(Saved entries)
########################################

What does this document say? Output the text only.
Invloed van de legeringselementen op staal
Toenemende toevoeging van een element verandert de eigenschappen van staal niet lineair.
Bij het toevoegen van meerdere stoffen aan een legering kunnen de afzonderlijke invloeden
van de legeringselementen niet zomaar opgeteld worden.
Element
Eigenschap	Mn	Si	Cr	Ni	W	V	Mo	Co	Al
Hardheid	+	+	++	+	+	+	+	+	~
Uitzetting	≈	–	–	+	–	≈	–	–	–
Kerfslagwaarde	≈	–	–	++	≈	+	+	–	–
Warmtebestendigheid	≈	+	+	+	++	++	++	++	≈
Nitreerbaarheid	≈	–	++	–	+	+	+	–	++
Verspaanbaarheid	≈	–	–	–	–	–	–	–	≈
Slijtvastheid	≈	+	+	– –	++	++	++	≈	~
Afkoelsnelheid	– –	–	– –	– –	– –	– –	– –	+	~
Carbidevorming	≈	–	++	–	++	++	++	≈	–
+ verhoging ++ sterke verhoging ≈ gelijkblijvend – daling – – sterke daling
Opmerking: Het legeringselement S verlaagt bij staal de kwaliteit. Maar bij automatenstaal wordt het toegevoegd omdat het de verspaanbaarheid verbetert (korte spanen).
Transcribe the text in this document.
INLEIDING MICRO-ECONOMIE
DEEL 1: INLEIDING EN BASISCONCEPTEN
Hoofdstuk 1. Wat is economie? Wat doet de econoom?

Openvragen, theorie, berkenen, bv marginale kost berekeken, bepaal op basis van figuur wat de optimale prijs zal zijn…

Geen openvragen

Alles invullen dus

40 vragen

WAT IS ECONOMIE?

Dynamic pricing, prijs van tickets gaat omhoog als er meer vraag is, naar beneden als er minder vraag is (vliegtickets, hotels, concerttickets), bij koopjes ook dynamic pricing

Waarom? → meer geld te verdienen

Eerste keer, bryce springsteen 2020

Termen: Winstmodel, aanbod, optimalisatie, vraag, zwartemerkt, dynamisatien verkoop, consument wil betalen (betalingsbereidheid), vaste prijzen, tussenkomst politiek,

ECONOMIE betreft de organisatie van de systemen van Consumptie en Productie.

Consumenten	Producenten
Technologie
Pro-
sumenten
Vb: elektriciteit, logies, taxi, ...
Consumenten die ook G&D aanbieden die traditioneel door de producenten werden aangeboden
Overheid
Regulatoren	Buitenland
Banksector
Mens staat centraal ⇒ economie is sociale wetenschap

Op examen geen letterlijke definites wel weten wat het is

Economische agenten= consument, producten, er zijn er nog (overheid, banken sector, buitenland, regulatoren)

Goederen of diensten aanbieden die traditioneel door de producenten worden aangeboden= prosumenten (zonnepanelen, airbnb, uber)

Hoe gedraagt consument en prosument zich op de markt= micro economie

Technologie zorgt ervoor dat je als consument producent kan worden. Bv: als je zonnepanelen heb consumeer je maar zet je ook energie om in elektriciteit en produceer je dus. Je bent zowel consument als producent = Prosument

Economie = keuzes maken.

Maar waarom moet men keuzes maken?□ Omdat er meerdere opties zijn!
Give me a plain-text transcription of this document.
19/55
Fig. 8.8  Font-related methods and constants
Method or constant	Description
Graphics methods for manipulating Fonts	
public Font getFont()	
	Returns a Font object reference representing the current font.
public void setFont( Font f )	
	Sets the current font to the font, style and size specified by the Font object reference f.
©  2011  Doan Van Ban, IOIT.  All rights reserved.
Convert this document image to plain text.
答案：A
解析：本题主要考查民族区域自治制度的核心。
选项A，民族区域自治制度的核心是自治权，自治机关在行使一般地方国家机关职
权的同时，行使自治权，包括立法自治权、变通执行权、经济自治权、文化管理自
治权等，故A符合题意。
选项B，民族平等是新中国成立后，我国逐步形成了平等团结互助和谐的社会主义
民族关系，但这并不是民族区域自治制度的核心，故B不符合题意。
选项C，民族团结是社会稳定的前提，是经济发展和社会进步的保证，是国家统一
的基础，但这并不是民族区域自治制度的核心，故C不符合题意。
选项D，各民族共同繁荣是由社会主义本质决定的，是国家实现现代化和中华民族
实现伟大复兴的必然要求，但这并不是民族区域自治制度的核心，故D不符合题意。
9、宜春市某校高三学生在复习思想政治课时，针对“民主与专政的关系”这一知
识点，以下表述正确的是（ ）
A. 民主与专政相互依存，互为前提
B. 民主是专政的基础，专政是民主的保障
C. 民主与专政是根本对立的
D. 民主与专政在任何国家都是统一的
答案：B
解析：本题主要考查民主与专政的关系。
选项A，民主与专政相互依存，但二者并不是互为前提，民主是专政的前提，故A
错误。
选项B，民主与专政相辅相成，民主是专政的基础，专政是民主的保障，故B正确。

########################################

Extract every line that has the string "民主与专政相互依存" in it.

A. 民主与专政相互依存，互为前提
选项A，民主与专政相互依存，但二者并不是互为前提，民主是专政的前提，故A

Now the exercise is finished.